**Work task:** Find the string "movement" in the data, then copy every line where it is found.

......

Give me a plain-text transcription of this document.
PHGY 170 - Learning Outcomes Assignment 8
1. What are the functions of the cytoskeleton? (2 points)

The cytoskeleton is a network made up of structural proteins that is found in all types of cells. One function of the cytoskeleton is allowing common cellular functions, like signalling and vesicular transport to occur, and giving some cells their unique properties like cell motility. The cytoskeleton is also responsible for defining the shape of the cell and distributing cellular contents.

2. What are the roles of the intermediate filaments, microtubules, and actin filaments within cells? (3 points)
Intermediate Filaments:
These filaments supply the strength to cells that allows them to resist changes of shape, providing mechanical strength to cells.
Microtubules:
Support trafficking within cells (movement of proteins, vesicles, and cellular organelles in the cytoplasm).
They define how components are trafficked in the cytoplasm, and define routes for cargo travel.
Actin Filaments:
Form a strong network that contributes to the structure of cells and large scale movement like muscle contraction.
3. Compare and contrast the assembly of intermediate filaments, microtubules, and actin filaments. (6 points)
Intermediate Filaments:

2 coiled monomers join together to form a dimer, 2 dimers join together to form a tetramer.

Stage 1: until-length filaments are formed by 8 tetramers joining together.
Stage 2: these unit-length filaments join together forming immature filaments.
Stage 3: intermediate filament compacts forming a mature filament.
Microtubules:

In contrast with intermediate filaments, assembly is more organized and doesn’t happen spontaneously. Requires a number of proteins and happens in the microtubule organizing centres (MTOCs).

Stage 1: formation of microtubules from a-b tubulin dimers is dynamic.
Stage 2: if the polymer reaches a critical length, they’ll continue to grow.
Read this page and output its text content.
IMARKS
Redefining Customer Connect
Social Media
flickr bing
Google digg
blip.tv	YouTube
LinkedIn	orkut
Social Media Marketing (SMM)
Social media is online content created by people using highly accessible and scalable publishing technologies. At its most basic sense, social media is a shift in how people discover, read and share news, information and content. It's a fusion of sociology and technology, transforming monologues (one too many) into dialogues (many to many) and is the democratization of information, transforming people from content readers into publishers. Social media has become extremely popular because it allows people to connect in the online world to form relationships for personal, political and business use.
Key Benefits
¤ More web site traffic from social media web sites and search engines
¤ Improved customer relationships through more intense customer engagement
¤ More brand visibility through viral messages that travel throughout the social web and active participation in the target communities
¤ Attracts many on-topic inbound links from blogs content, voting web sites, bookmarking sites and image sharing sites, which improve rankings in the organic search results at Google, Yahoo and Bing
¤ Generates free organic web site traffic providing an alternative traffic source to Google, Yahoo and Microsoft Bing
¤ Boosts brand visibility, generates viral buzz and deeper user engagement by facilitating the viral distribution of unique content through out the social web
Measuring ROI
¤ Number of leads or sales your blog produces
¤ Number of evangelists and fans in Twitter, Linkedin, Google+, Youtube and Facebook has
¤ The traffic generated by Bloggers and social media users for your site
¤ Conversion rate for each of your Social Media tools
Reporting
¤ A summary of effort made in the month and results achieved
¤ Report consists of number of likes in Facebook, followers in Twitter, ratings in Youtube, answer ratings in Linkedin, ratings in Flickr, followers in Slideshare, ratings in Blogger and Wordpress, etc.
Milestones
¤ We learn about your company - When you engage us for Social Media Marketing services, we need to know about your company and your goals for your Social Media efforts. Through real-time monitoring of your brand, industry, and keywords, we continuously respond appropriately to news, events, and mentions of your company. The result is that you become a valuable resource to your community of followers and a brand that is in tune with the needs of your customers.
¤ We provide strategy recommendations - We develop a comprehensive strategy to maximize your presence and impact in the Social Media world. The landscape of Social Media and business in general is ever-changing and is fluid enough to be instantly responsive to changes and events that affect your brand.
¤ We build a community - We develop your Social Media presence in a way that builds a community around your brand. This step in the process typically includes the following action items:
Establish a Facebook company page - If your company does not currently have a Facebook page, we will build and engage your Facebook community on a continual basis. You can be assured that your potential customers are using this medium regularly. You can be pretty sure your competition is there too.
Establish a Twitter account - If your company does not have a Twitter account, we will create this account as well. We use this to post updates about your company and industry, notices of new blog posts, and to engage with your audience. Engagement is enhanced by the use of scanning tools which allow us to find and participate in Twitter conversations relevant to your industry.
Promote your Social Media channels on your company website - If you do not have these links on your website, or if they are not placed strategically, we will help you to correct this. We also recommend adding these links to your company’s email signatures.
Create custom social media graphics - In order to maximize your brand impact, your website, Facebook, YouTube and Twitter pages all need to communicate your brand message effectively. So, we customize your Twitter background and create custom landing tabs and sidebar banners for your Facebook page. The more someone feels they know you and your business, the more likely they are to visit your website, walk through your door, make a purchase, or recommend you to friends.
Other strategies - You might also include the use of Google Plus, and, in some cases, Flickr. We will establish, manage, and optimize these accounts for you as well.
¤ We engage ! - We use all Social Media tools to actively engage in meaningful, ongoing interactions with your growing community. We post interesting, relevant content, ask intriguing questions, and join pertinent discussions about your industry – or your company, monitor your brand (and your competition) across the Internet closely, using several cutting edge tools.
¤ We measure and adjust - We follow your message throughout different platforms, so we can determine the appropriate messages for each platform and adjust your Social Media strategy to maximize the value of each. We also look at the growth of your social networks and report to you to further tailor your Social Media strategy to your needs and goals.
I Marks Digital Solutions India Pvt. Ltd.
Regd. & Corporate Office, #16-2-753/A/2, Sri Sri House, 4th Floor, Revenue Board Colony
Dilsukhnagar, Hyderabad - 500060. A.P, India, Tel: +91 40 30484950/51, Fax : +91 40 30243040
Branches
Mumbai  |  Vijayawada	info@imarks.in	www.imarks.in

......

**Answer section:**
Support trafficking within cells (movement of proteins, vesicles, and cellular organelles in the cytoplasm).
Form a strong network that contributes to the structure of cells and large scale movement like muscle contraction.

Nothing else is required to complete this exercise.